(Dataset items)
== == ==

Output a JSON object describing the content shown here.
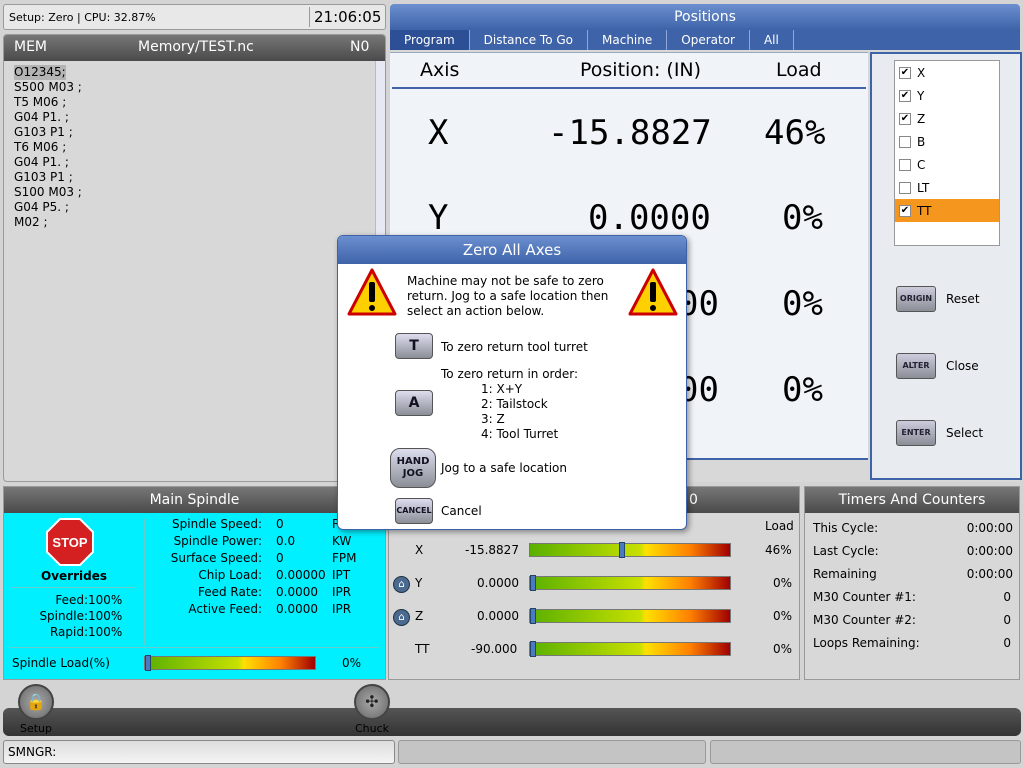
{
  "status": {
    "cpu_text": "Setup: Zero | CPU: 32.87%",
    "clock": "21:06:05"
  },
  "program": {
    "mode": "MEM",
    "file": "Memory/TEST.nc",
    "seq": "N0",
    "lines": [
      "O12345;",
      "S500 M03 ;",
      "T5 M06 ;",
      "G04 P1. ;",
      "G103 P1 ;",
      "T6 M06 ;",
      "G04 P1. ;",
      "G103 P1 ;",
      "S100 M03 ;",
      "G04 P5. ;",
      "M02 ;"
    ]
  },
  "positions": {
    "title": "Positions",
    "tabs": [
      "Program",
      "Distance To Go",
      "Machine",
      "Operator",
      "All"
    ],
    "active_tab": "Program",
    "headers": {
      "axis": "Axis",
      "position": "Position:  (IN)",
      "load": "Load"
    },
    "rows": [
      {
        "axis": "X",
        "position": "-15.8827",
        "load": "46%"
      },
      {
        "axis": "Y",
        "position": "0.0000",
        "load": "0%"
      },
      {
        "axis": "",
        "position": "00",
        "load": "0%"
      },
      {
        "axis": "",
        "position": "00",
        "load": "0%"
      }
    ]
  },
  "axis_select": {
    "items": [
      {
        "label": "X",
        "checked": true
      },
      {
        "label": "Y",
        "checked": true
      },
      {
        "label": "Z",
        "checked": true
      },
      {
        "label": "B",
        "checked": false
      },
      {
        "label": "C",
        "checked": false
      },
      {
        "label": "LT",
        "checked": false
      },
      {
        "label": "TT",
        "checked": true
      }
    ],
    "keys": [
      {
        "key": "ORIGIN",
        "label": "Reset"
      },
      {
        "key": "ALTER",
        "label": "Close"
      },
      {
        "key": "ENTER",
        "label": "Select"
      }
    ]
  },
  "spindle": {
    "title": "Main Spindle",
    "stop_label": "STOP",
    "overrides_label": "Overrides",
    "overrides": [
      {
        "name": "Feed:",
        "value": "100%"
      },
      {
        "name": "Spindle:",
        "value": "100%"
      },
      {
        "name": "Rapid:",
        "value": "100%"
      }
    ],
    "stats": [
      {
        "name": "Spindle Speed:",
        "value": "0",
        "unit": "R"
      },
      {
        "name": "Spindle Power:",
        "value": "0.0",
        "unit": "KW"
      },
      {
        "name": "Surface Speed:",
        "value": "0",
        "unit": "FPM"
      },
      {
        "name": "Chip Load:",
        "value": "0.00000",
        "unit": "IPT"
      },
      {
        "name": "Feed Rate:",
        "value": "0.0000",
        "unit": "IPR"
      },
      {
        "name": "Active Feed:",
        "value": "0.0000",
        "unit": "IPR"
      }
    ],
    "load_label": "Spindle Load(%)",
    "load_value": "0%",
    "load_fraction": 0
  },
  "load_panel": {
    "title_fragment": "0",
    "load_header": "Load",
    "rows": [
      {
        "axis": "X",
        "value": "-15.8827",
        "load": "46%",
        "fraction": 0.46,
        "home": false
      },
      {
        "axis": "Y",
        "value": "0.0000",
        "load": "0%",
        "fraction": 0,
        "home": true
      },
      {
        "axis": "Z",
        "value": "0.0000",
        "load": "0%",
        "fraction": 0,
        "home": true
      },
      {
        "axis": "TT",
        "value": "-90.000",
        "load": "0%",
        "fraction": 0,
        "home": false
      }
    ]
  },
  "timers": {
    "title": "Timers And Counters",
    "rows": [
      {
        "name": "This Cycle:",
        "value": "0:00:00"
      },
      {
        "name": "Last Cycle:",
        "value": "0:00:00"
      },
      {
        "name": "Remaining",
        "value": "0:00:00"
      },
      {
        "name": "M30 Counter #1:",
        "value": "0"
      },
      {
        "name": "M30 Counter #2:",
        "value": "0"
      },
      {
        "name": "Loops Remaining:",
        "value": "0"
      }
    ]
  },
  "toolbar": {
    "setup_label": "Setup",
    "chuck_label": "Chuck"
  },
  "command": {
    "prompt": "SMNGR:"
  },
  "dialog": {
    "title": "Zero All Axes",
    "message": "Machine may not be safe to zero return. Jog to a safe location then select an action below.",
    "options": [
      {
        "key": "T",
        "text": "To zero return tool turret"
      },
      {
        "key": "A",
        "text": "To zero return in order:",
        "steps": [
          "1: X+Y",
          "2: Tailstock",
          "3: Z",
          "4: Tool Turret"
        ]
      },
      {
        "key": "HAND JOG",
        "text": "Jog to a safe location"
      },
      {
        "key": "CANCEL",
        "text": "Cancel"
      }
    ]
  },
  "colors": {
    "accent": "#3e63a8",
    "selection": "#f5961e",
    "spindle_bg": "#00f0ff"
  }
}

== == ==

Quote the material exactly. Pictures stay out.

Output a JSON object describing the content shown here.
{
  "status": {
    "cpu_text": "Setup: Zero | CPU: 32.87%",
    "clock": "21:06:05"
  },
  "program": {
    "mode": "MEM",
    "file": "Memory/TEST.nc",
    "seq": "N0",
    "lines": [
      "O12345;",
      "S500 M03 ;",
      "T5 M06 ;",
      "G04 P1. ;",
      "G103 P1 ;",
      "T6 M06 ;",
      "G04 P1. ;",
      "G103 P1 ;",
      "S100 M03 ;",
      "G04 P5. ;",
      "M02 ;"
    ]
  },
  "positions": {
    "title": "Positions",
    "tabs": [
      "Program",
      "Distance To Go",
      "Machine",
      "Operator",
      "All"
    ],
    "active_tab": "Program",
    "headers": {
      "axis": "Axis",
      "position": "Position:  (IN)",
      "load": "Load"
    },
    "rows": [
      {
        "axis": "X",
        "position": "-15.8827",
        "load": "46%"
      },
      {
        "axis": "Y",
        "position": "0.0000",
        "load": "0%"
      },
      {
        "axis": "",
        "position": "00",
        "load": "0%"
      },
      {
        "axis": "",
        "position": "00",
        "load": "0%"
      }
    ]
  },
  "axis_select": {
    "items": [
      {
        "label": "X",
        "checked": true
      },
      {
        "label": "Y",
        "checked": true
      },
      {
        "label": "Z",
        "checked": true
      },
      {
        "label": "B",
        "checked": false
      },
      {
        "label": "C",
        "checked": false
      },
      {
        "label": "LT",
        "checked": false
      },
      {
        "label": "TT",
        "checked": true
      }
    ],
    "keys": [
      {
        "key": "ORIGIN",
        "label": "Reset"
      },
      {
        "key": "ALTER",
        "label": "Close"
      },
      {
        "key": "ENTER",
        "label": "Select"
      }
    ]
  },
  "spindle": {
    "title": "Main Spindle",
    "stop_label": "STOP",
    "overrides_label": "Overrides",
    "overrides": [
      {
        "name": "Feed:",
        "value": "100%"
      },
      {
        "name": "Spindle:",
        "value": "100%"
      },
      {
        "name": "Rapid:",
        "value": "100%"
      }
    ],
    "stats": [
      {
        "name": "Spindle Speed:",
        "value": "0",
        "unit": "R"
      },
      {
        "name": "Spindle Power:",
        "value": "0.0",
        "unit": "KW"
      },
      {
        "name": "Surface Speed:",
        "value": "0",
        "unit": "FPM"
      },
      {
        "name": "Chip Load:",
        "value": "0.00000",
        "unit": "IPT"
      },
      {
        "name": "Feed Rate:",
        "value": "0.0000",
        "unit": "IPR"
      },
      {
        "name": "Active Feed:",
        "value": "0.0000",
        "unit": "IPR"
      }
    ],
    "load_label": "Spindle Load(%)",
    "load_value": "0%",
    "load_fraction": 0
  },
  "load_panel": {
    "title_fragment": "0",
    "load_header": "Load",
    "rows": [
      {
        "axis": "X",
        "value": "-15.8827",
        "load": "46%",
        "fraction": 0.46,
        "home": false
      },
      {
        "axis": "Y",
        "value": "0.0000",
        "load": "0%",
        "fraction": 0,
        "home": true
      },
      {
        "axis": "Z",
        "value": "0.0000",
        "load": "0%",
        "fraction": 0,
        "home": true
      },
      {
        "axis": "TT",
        "value": "-90.000",
        "load": "0%",
        "fraction": 0,
        "home": false
      }
    ]
  },
  "timers": {
    "title": "Timers And Counters",
    "rows": [
      {
        "name": "This Cycle:",
        "value": "0:00:00"
      },
      {
        "name": "Last Cycle:",
        "value": "0:00:00"
      },
      {
        "name": "Remaining",
        "value": "0:00:00"
      },
      {
        "name": "M30 Counter #1:",
        "value": "0"
      },
      {
        "name": "M30 Counter #2:",
        "value": "0"
      },
      {
        "name": "Loops Remaining:",
        "value": "0"
      }
    ]
  },
  "toolbar": {
    "setup_label": "Setup",
    "chuck_label": "Chuck"
  },
  "command": {
    "prompt": "SMNGR:"
  },
  "dialog": {
    "title": "Zero All Axes",
    "message": "Machine may not be safe to zero return. Jog to a safe location then select an action below.",
    "options": [
      {
        "key": "T",
        "text": "To zero return tool turret"
      },
      {
        "key": "A",
        "text": "To zero return in order:",
        "steps": [
          "1: X+Y",
          "2: Tailstock",
          "3: Z",
          "4: Tool Turret"
        ]
      },
      {
        "key": "HAND JOG",
        "text": "Jog to a safe location"
      },
      {
        "key": "CANCEL",
        "text": "Cancel"
      }
    ]
  },
  "colors": {
    "accent": "#3e63a8",
    "selection": "#f5961e",
    "spindle_bg": "#00f0ff"
  }
}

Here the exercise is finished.